JOB:
Give a verbatim copy of the lines below, minus the pictures.

EXERCISE MATERIALS:
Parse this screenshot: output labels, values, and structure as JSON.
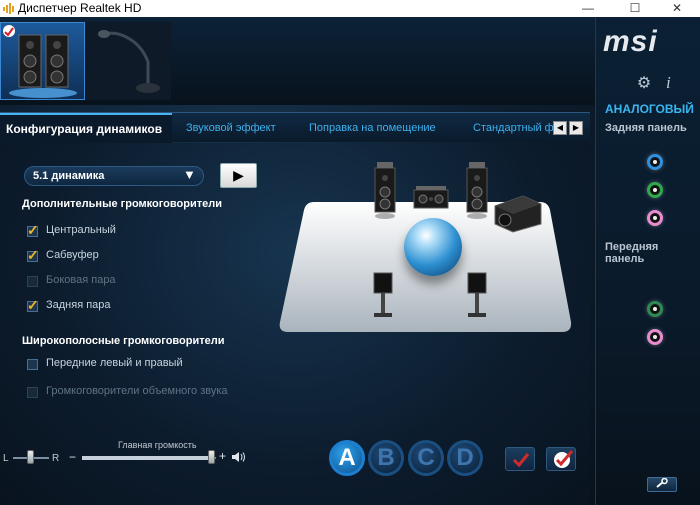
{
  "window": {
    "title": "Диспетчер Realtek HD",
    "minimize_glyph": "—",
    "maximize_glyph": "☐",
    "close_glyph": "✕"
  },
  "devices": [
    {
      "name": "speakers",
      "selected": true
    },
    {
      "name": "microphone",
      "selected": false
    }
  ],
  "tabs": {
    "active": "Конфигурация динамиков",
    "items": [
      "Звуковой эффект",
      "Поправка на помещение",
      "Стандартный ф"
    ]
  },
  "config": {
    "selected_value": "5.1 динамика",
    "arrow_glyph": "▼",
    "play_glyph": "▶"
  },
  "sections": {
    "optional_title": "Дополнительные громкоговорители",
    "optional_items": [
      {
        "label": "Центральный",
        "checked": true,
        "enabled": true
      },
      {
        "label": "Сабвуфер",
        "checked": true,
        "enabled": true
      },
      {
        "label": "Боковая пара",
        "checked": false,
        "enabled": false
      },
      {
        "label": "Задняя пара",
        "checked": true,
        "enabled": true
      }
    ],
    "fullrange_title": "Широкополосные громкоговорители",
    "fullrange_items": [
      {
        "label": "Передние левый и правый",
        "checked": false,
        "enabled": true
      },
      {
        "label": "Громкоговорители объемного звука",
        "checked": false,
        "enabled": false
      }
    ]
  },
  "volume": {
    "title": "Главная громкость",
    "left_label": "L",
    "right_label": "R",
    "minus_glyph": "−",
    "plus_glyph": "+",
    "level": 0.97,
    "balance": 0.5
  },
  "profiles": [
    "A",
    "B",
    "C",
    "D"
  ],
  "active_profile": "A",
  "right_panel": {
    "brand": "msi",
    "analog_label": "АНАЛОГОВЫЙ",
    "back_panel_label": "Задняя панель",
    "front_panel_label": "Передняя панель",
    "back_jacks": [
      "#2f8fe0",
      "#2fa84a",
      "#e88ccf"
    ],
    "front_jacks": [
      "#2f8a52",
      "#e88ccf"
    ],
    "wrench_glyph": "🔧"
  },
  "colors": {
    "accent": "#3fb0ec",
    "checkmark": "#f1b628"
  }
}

OUTPUT FOR THIS TASK:
Parse this screenshot: output labels, values, and structure as JSON.
{
  "window": {
    "title": "Диспетчер Realtek HD",
    "minimize_glyph": "—",
    "maximize_glyph": "☐",
    "close_glyph": "✕"
  },
  "devices": [
    {
      "name": "speakers",
      "selected": true
    },
    {
      "name": "microphone",
      "selected": false
    }
  ],
  "tabs": {
    "active": "Конфигурация динамиков",
    "items": [
      "Звуковой эффект",
      "Поправка на помещение",
      "Стандартный ф"
    ]
  },
  "config": {
    "selected_value": "5.1 динамика",
    "arrow_glyph": "▼",
    "play_glyph": "▶"
  },
  "sections": {
    "optional_title": "Дополнительные громкоговорители",
    "optional_items": [
      {
        "label": "Центральный",
        "checked": true,
        "enabled": true
      },
      {
        "label": "Сабвуфер",
        "checked": true,
        "enabled": true
      },
      {
        "label": "Боковая пара",
        "checked": false,
        "enabled": false
      },
      {
        "label": "Задняя пара",
        "checked": true,
        "enabled": true
      }
    ],
    "fullrange_title": "Широкополосные громкоговорители",
    "fullrange_items": [
      {
        "label": "Передние левый и правый",
        "checked": false,
        "enabled": true
      },
      {
        "label": "Громкоговорители объемного звука",
        "checked": false,
        "enabled": false
      }
    ]
  },
  "volume": {
    "title": "Главная громкость",
    "left_label": "L",
    "right_label": "R",
    "minus_glyph": "−",
    "plus_glyph": "+",
    "level": 0.97,
    "balance": 0.5
  },
  "profiles": [
    "A",
    "B",
    "C",
    "D"
  ],
  "active_profile": "A",
  "right_panel": {
    "brand": "msi",
    "analog_label": "АНАЛОГОВЫЙ",
    "back_panel_label": "Задняя панель",
    "front_panel_label": "Передняя панель",
    "back_jacks": [
      "#2f8fe0",
      "#2fa84a",
      "#e88ccf"
    ],
    "front_jacks": [
      "#2f8a52",
      "#e88ccf"
    ],
    "wrench_glyph": "🔧"
  },
  "colors": {
    "accent": "#3fb0ec",
    "checkmark": "#f1b628"
  }
}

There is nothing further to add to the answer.